_Data_

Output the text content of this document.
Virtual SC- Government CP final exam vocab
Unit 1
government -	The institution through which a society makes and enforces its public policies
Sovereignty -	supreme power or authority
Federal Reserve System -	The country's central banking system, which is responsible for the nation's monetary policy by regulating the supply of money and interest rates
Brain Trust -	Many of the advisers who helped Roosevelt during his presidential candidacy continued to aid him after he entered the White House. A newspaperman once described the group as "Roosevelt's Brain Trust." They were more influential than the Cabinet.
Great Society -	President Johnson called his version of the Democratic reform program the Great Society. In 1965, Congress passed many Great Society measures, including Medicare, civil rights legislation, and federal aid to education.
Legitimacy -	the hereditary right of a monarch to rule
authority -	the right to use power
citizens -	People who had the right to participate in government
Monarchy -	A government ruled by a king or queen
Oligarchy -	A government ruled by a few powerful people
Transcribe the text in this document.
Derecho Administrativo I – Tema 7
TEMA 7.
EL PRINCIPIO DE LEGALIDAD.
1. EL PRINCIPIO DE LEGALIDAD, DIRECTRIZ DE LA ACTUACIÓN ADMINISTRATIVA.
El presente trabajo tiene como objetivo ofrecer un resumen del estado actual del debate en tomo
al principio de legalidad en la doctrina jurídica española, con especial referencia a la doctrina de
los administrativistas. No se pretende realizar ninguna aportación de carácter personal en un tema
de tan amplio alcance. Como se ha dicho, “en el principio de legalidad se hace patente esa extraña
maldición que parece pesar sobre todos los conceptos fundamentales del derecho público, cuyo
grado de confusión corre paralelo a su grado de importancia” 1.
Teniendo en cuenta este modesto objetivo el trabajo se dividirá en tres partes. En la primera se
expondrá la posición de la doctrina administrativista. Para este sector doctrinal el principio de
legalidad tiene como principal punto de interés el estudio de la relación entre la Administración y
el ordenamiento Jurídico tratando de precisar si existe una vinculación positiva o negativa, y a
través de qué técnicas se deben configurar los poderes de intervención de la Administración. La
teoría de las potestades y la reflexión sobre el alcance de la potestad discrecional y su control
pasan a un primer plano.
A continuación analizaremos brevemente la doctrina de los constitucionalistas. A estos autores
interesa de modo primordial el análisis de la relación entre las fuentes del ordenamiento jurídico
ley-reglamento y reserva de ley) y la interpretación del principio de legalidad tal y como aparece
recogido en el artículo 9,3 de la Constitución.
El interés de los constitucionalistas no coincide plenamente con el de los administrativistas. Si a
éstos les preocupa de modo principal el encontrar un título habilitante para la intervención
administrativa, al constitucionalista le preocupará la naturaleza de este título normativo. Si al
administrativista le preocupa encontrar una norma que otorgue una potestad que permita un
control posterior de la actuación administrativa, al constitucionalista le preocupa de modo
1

_Short exercise_
Search the material above for "tiene". Pull out each line where it shows up.

_Exercise solution_
El presente trabajo tiene como objetivo ofrecer un resumen del estado actual del debate en tomo
legalidad tiene como principal punto de interés el estudio de la relación entre la Administración y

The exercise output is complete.